Brief -
Output the full listing below exactly as it reads, and skip anything that is a picture.

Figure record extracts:

━━━

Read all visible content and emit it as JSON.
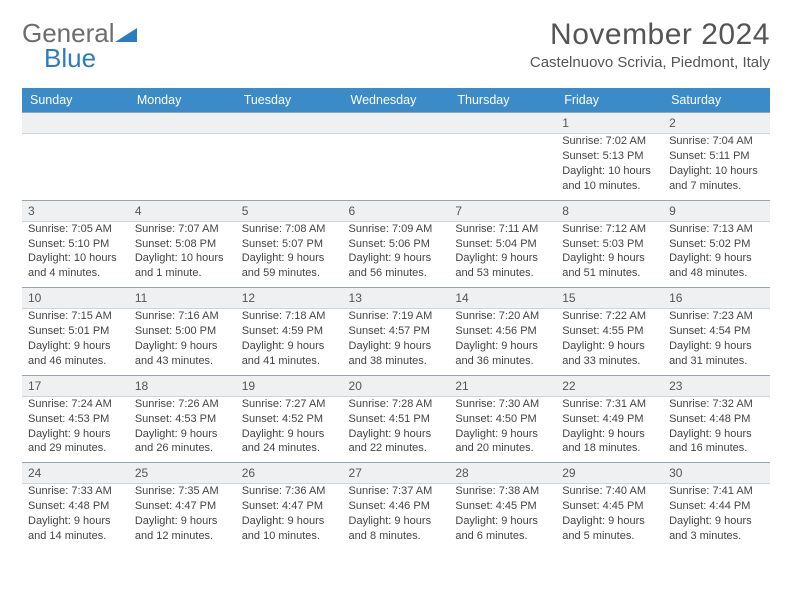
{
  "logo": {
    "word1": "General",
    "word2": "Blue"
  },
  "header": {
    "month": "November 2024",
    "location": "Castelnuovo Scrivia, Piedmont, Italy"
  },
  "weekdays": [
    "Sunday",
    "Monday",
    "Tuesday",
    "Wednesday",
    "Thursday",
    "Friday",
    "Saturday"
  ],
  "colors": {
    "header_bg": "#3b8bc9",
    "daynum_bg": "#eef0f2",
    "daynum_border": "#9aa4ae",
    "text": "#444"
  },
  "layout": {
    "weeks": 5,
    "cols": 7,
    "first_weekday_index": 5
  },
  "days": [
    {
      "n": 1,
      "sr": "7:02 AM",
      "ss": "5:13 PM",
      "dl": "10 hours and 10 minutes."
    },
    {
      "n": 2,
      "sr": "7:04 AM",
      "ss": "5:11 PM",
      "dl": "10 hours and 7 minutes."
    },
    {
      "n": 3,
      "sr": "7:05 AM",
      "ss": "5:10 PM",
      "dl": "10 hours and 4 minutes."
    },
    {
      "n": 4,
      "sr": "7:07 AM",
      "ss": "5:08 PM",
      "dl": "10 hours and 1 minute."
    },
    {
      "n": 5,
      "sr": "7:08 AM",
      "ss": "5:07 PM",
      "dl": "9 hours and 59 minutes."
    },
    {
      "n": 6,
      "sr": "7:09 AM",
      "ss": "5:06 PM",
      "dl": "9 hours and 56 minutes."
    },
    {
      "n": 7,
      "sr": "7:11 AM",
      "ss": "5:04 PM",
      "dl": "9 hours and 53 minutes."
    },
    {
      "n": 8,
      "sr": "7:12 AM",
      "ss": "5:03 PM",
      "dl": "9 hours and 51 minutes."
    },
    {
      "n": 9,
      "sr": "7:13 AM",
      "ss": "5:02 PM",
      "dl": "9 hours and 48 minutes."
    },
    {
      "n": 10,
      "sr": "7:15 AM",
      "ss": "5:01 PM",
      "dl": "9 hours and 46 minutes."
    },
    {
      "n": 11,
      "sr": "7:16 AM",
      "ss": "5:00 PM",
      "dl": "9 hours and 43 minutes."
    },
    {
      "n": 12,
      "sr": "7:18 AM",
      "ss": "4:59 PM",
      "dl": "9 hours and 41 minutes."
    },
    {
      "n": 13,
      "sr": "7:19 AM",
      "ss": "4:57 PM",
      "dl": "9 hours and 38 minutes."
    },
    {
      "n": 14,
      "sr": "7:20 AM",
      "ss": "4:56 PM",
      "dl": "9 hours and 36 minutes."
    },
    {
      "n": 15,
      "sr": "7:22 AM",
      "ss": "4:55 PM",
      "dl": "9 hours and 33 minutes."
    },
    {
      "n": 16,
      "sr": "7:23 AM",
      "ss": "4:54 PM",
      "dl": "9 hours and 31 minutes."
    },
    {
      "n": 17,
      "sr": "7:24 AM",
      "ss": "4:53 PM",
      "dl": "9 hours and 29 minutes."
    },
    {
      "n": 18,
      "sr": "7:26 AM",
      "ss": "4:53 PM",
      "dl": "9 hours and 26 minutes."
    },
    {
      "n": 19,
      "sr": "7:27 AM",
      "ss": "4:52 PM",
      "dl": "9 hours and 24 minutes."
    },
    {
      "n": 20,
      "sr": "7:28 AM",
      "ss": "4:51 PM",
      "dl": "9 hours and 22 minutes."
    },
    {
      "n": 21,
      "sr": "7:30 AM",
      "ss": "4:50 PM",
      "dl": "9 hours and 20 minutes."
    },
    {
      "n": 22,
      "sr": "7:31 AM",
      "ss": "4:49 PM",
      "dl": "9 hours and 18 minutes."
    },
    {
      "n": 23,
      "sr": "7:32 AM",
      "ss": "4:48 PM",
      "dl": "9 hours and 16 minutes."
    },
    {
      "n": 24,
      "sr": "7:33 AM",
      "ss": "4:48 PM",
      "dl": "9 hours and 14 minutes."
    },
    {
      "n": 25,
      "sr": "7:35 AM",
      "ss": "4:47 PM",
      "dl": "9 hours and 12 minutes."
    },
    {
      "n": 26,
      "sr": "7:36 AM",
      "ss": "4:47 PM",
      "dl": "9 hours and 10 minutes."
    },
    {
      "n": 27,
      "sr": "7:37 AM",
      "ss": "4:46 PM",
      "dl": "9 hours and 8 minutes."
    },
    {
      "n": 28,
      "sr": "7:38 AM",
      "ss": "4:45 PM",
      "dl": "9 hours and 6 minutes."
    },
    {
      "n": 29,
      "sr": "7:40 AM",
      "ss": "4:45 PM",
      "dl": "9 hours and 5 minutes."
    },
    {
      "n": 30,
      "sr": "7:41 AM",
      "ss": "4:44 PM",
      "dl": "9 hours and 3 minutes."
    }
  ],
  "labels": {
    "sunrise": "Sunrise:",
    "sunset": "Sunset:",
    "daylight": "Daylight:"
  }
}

━━━

Solution to this task -
Read all visible content and emit it as JSON.
{
  "logo": {
    "word1": "General",
    "word2": "Blue"
  },
  "header": {
    "month": "November 2024",
    "location": "Castelnuovo Scrivia, Piedmont, Italy"
  },
  "weekdays": [
    "Sunday",
    "Monday",
    "Tuesday",
    "Wednesday",
    "Thursday",
    "Friday",
    "Saturday"
  ],
  "colors": {
    "header_bg": "#3b8bc9",
    "daynum_bg": "#eef0f2",
    "daynum_border": "#9aa4ae",
    "text": "#444"
  },
  "layout": {
    "weeks": 5,
    "cols": 7,
    "first_weekday_index": 5
  },
  "days": [
    {
      "n": 1,
      "sr": "7:02 AM",
      "ss": "5:13 PM",
      "dl": "10 hours and 10 minutes."
    },
    {
      "n": 2,
      "sr": "7:04 AM",
      "ss": "5:11 PM",
      "dl": "10 hours and 7 minutes."
    },
    {
      "n": 3,
      "sr": "7:05 AM",
      "ss": "5:10 PM",
      "dl": "10 hours and 4 minutes."
    },
    {
      "n": 4,
      "sr": "7:07 AM",
      "ss": "5:08 PM",
      "dl": "10 hours and 1 minute."
    },
    {
      "n": 5,
      "sr": "7:08 AM",
      "ss": "5:07 PM",
      "dl": "9 hours and 59 minutes."
    },
    {
      "n": 6,
      "sr": "7:09 AM",
      "ss": "5:06 PM",
      "dl": "9 hours and 56 minutes."
    },
    {
      "n": 7,
      "sr": "7:11 AM",
      "ss": "5:04 PM",
      "dl": "9 hours and 53 minutes."
    },
    {
      "n": 8,
      "sr": "7:12 AM",
      "ss": "5:03 PM",
      "dl": "9 hours and 51 minutes."
    },
    {
      "n": 9,
      "sr": "7:13 AM",
      "ss": "5:02 PM",
      "dl": "9 hours and 48 minutes."
    },
    {
      "n": 10,
      "sr": "7:15 AM",
      "ss": "5:01 PM",
      "dl": "9 hours and 46 minutes."
    },
    {
      "n": 11,
      "sr": "7:16 AM",
      "ss": "5:00 PM",
      "dl": "9 hours and 43 minutes."
    },
    {
      "n": 12,
      "sr": "7:18 AM",
      "ss": "4:59 PM",
      "dl": "9 hours and 41 minutes."
    },
    {
      "n": 13,
      "sr": "7:19 AM",
      "ss": "4:57 PM",
      "dl": "9 hours and 38 minutes."
    },
    {
      "n": 14,
      "sr": "7:20 AM",
      "ss": "4:56 PM",
      "dl": "9 hours and 36 minutes."
    },
    {
      "n": 15,
      "sr": "7:22 AM",
      "ss": "4:55 PM",
      "dl": "9 hours and 33 minutes."
    },
    {
      "n": 16,
      "sr": "7:23 AM",
      "ss": "4:54 PM",
      "dl": "9 hours and 31 minutes."
    },
    {
      "n": 17,
      "sr": "7:24 AM",
      "ss": "4:53 PM",
      "dl": "9 hours and 29 minutes."
    },
    {
      "n": 18,
      "sr": "7:26 AM",
      "ss": "4:53 PM",
      "dl": "9 hours and 26 minutes."
    },
    {
      "n": 19,
      "sr": "7:27 AM",
      "ss": "4:52 PM",
      "dl": "9 hours and 24 minutes."
    },
    {
      "n": 20,
      "sr": "7:28 AM",
      "ss": "4:51 PM",
      "dl": "9 hours and 22 minutes."
    },
    {
      "n": 21,
      "sr": "7:30 AM",
      "ss": "4:50 PM",
      "dl": "9 hours and 20 minutes."
    },
    {
      "n": 22,
      "sr": "7:31 AM",
      "ss": "4:49 PM",
      "dl": "9 hours and 18 minutes."
    },
    {
      "n": 23,
      "sr": "7:32 AM",
      "ss": "4:48 PM",
      "dl": "9 hours and 16 minutes."
    },
    {
      "n": 24,
      "sr": "7:33 AM",
      "ss": "4:48 PM",
      "dl": "9 hours and 14 minutes."
    },
    {
      "n": 25,
      "sr": "7:35 AM",
      "ss": "4:47 PM",
      "dl": "9 hours and 12 minutes."
    },
    {
      "n": 26,
      "sr": "7:36 AM",
      "ss": "4:47 PM",
      "dl": "9 hours and 10 minutes."
    },
    {
      "n": 27,
      "sr": "7:37 AM",
      "ss": "4:46 PM",
      "dl": "9 hours and 8 minutes."
    },
    {
      "n": 28,
      "sr": "7:38 AM",
      "ss": "4:45 PM",
      "dl": "9 hours and 6 minutes."
    },
    {
      "n": 29,
      "sr": "7:40 AM",
      "ss": "4:45 PM",
      "dl": "9 hours and 5 minutes."
    },
    {
      "n": 30,
      "sr": "7:41 AM",
      "ss": "4:44 PM",
      "dl": "9 hours and 3 minutes."
    }
  ],
  "labels": {
    "sunrise": "Sunrise:",
    "sunset": "Sunset:",
    "daylight": "Daylight:"
  }
}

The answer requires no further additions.